WHAT THE EXERCISE ASKS> Repeat everything in the material exactly.

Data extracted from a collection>
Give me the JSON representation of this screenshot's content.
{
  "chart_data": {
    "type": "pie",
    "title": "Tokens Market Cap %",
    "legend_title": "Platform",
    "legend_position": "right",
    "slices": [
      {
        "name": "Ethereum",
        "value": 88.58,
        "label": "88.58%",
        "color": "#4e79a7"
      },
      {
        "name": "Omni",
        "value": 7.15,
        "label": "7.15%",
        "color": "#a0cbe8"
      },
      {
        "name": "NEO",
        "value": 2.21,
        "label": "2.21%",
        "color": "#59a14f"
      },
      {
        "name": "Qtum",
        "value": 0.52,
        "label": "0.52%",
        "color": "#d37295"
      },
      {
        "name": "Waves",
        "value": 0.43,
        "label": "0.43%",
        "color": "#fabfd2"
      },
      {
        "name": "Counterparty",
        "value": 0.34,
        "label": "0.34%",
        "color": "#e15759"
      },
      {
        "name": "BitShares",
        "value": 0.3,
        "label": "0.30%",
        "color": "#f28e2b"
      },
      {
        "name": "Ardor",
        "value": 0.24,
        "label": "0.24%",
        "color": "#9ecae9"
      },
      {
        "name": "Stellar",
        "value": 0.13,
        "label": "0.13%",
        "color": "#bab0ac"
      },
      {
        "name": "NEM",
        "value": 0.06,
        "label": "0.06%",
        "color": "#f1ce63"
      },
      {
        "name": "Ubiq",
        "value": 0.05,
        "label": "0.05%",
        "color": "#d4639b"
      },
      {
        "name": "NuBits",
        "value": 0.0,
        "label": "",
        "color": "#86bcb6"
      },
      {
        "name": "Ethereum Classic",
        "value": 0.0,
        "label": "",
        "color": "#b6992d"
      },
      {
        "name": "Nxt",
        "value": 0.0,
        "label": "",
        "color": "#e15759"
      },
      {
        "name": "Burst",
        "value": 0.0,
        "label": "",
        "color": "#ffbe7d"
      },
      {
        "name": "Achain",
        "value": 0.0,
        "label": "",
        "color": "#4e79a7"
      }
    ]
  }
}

IN RESPONSE>
Give me the JSON representation of this screenshot's content.
{
  "chart_data": {
    "type": "pie",
    "title": "Tokens Market Cap %",
    "legend_title": "Platform",
    "legend_position": "right",
    "slices": [
      {
        "name": "Ethereum",
        "value": 88.58,
        "label": "88.58%",
        "color": "#4e79a7"
      },
      {
        "name": "Omni",
        "value": 7.15,
        "label": "7.15%",
        "color": "#a0cbe8"
      },
      {
        "name": "NEO",
        "value": 2.21,
        "label": "2.21%",
        "color": "#59a14f"
      },
      {
        "name": "Qtum",
        "value": 0.52,
        "label": "0.52%",
        "color": "#d37295"
      },
      {
        "name": "Waves",
        "value": 0.43,
        "label": "0.43%",
        "color": "#fabfd2"
      },
      {
        "name": "Counterparty",
        "value": 0.34,
        "label": "0.34%",
        "color": "#e15759"
      },
      {
        "name": "BitShares",
        "value": 0.3,
        "label": "0.30%",
        "color": "#f28e2b"
      },
      {
        "name": "Ardor",
        "value": 0.24,
        "label": "0.24%",
        "color": "#9ecae9"
      },
      {
        "name": "Stellar",
        "value": 0.13,
        "label": "0.13%",
        "color": "#bab0ac"
      },
      {
        "name": "NEM",
        "value": 0.06,
        "label": "0.06%",
        "color": "#f1ce63"
      },
      {
        "name": "Ubiq",
        "value": 0.05,
        "label": "0.05%",
        "color": "#d4639b"
      },
      {
        "name": "NuBits",
        "value": 0.0,
        "label": "",
        "color": "#86bcb6"
      },
      {
        "name": "Ethereum Classic",
        "value": 0.0,
        "label": "",
        "color": "#b6992d"
      },
      {
        "name": "Nxt",
        "value": 0.0,
        "label": "",
        "color": "#e15759"
      },
      {
        "name": "Burst",
        "value": 0.0,
        "label": "",
        "color": "#ffbe7d"
      },
      {
        "name": "Achain",
        "value": 0.0,
        "label": "",
        "color": "#4e79a7"
      }
    ]
  }
}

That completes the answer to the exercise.